A block of data
====

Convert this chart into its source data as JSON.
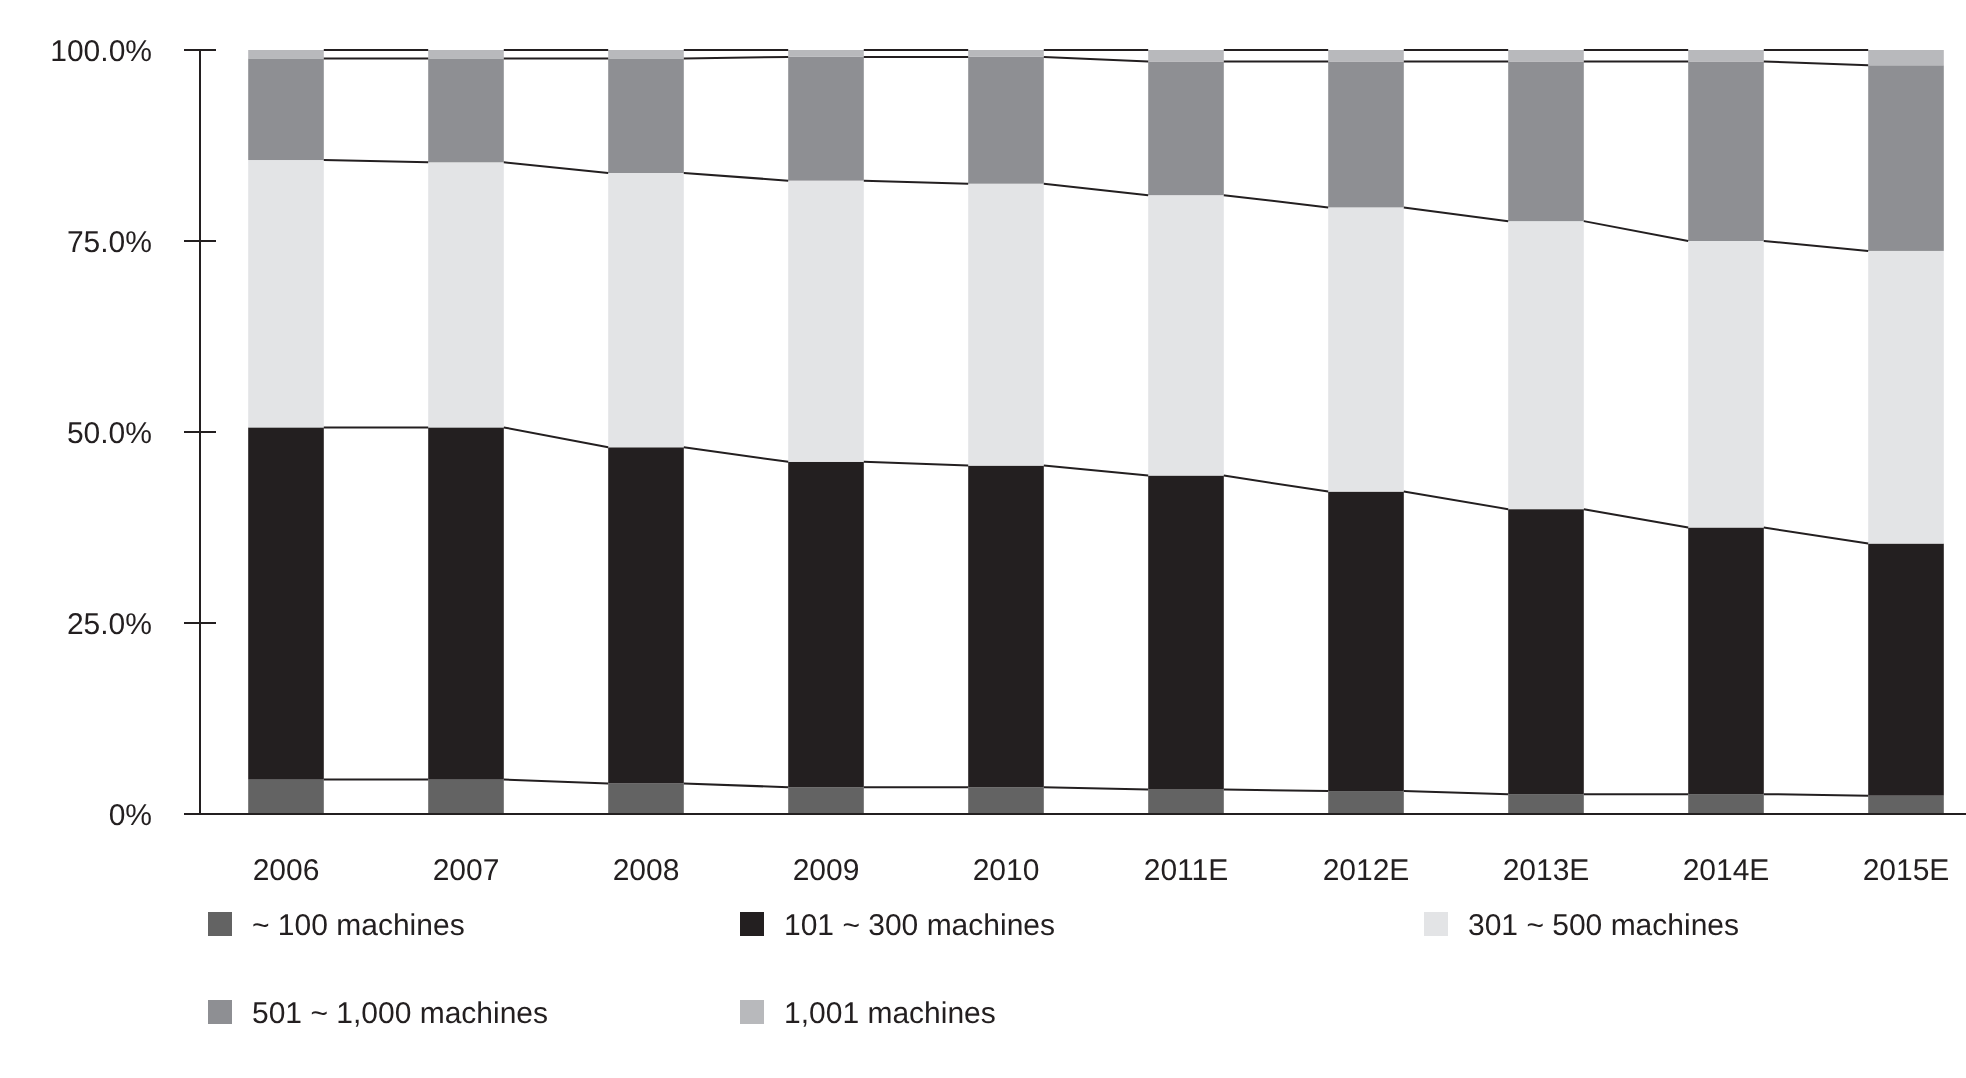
{
  "chart_data": {
    "type": "bar",
    "stacked": true,
    "categories": [
      "2006",
      "2007",
      "2008",
      "2009",
      "2010",
      "2011E",
      "2012E",
      "2013E",
      "2014E",
      "2015E"
    ],
    "series": [
      {
        "name": "~ 100 machines",
        "color": "#636363",
        "values": [
          4.5,
          4.5,
          4.0,
          3.5,
          3.5,
          3.2,
          3.0,
          2.6,
          2.6,
          2.4
        ]
      },
      {
        "name": "101 ~ 300 machines",
        "color": "#231f20",
        "values": [
          46.1,
          46.1,
          44.0,
          42.6,
          42.1,
          41.1,
          39.2,
          37.3,
          34.9,
          33.0
        ]
      },
      {
        "name": "301 ~ 500 machines",
        "color": "#e3e4e6",
        "values": [
          35.0,
          34.7,
          35.9,
          36.8,
          36.9,
          36.7,
          37.2,
          37.7,
          37.5,
          38.3
        ]
      },
      {
        "name": "501 ~ 1,000 machines",
        "color": "#8e8f93",
        "values": [
          13.3,
          13.6,
          15.0,
          16.2,
          16.6,
          17.5,
          19.1,
          20.9,
          23.5,
          24.3
        ]
      },
      {
        "name": "1,001 machines",
        "color": "#b8b9bc",
        "values": [
          1.1,
          1.1,
          1.1,
          0.9,
          0.9,
          1.5,
          1.5,
          1.5,
          1.5,
          2.0
        ]
      }
    ],
    "ylim": [
      0,
      100
    ],
    "yticks": [
      {
        "value": 0,
        "label": "0%"
      },
      {
        "value": 25,
        "label": "25.0%"
      },
      {
        "value": 50,
        "label": "50.0%"
      },
      {
        "value": 75,
        "label": "75.0%"
      },
      {
        "value": 100,
        "label": "100.0%"
      }
    ],
    "grid": false,
    "legend": "bottom"
  }
}
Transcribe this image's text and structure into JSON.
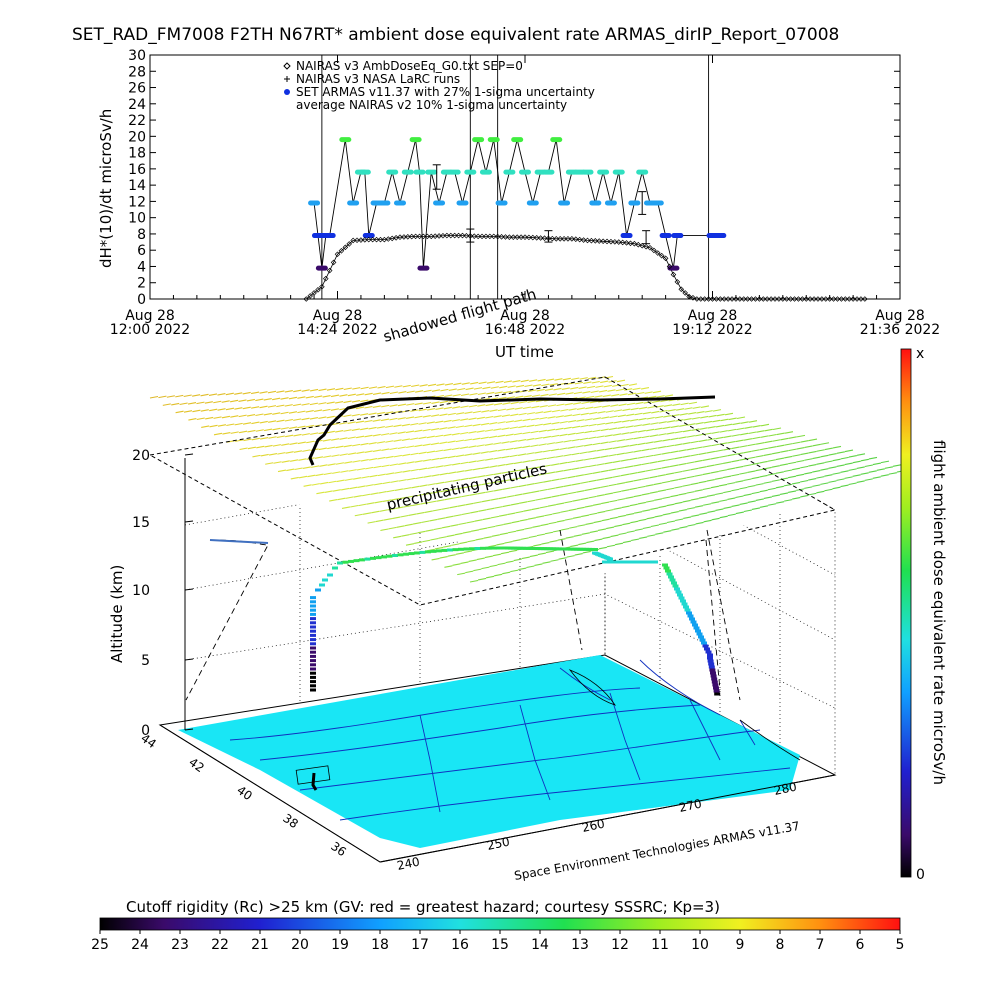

====

**DO THIS:** Leaving all pictures aside, quote each record exactly.

**SOLUTION TO THE EXERCISE:**
Convert this chart into its source data as JSON.
{
  "chart_data": {
    "type": "bar",
    "stacked": true,
    "categories": [
      "2006",
      "2007",
      "2008",
      "2009",
      "2010",
      "2011E",
      "2012E",
      "2013E",
      "2014E",
      "2015E"
    ],
    "series": [
      {
        "name": "~ 100 machines",
        "color": "#636363",
        "values": [
          4.5,
          4.5,
          4.0,
          3.5,
          3.5,
          3.2,
          3.0,
          2.6,
          2.6,
          2.4
        ]
      },
      {
        "name": "101 ~ 300 machines",
        "color": "#231f20",
        "values": [
          46.1,
          46.1,
          44.0,
          42.6,
          42.1,
          41.1,
          39.2,
          37.3,
          34.9,
          33.0
        ]
      },
      {
        "name": "301 ~ 500 machines",
        "color": "#e3e4e6",
        "values": [
          35.0,
          34.7,
          35.9,
          36.8,
          36.9,
          36.7,
          37.2,
          37.7,
          37.5,
          38.3
        ]
      },
      {
        "name": "501 ~ 1,000 machines",
        "color": "#8e8f93",
        "values": [
          13.3,
          13.6,
          15.0,
          16.2,
          16.6,
          17.5,
          19.1,
          20.9,
          23.5,
          24.3
        ]
      },
      {
        "name": "1,001 machines",
        "color": "#b8b9bc",
        "values": [
          1.1,
          1.1,
          1.1,
          0.9,
          0.9,
          1.5,
          1.5,
          1.5,
          1.5,
          2.0
        ]
      }
    ],
    "ylim": [
      0,
      100
    ],
    "yticks": [
      {
        "value": 0,
        "label": "0%"
      },
      {
        "value": 25,
        "label": "25.0%"
      },
      {
        "value": 50,
        "label": "50.0%"
      },
      {
        "value": 75,
        "label": "75.0%"
      },
      {
        "value": 100,
        "label": "100.0%"
      }
    ],
    "grid": false,
    "legend": "bottom"
  }
}
Transcribe this image's text and structure into JSON.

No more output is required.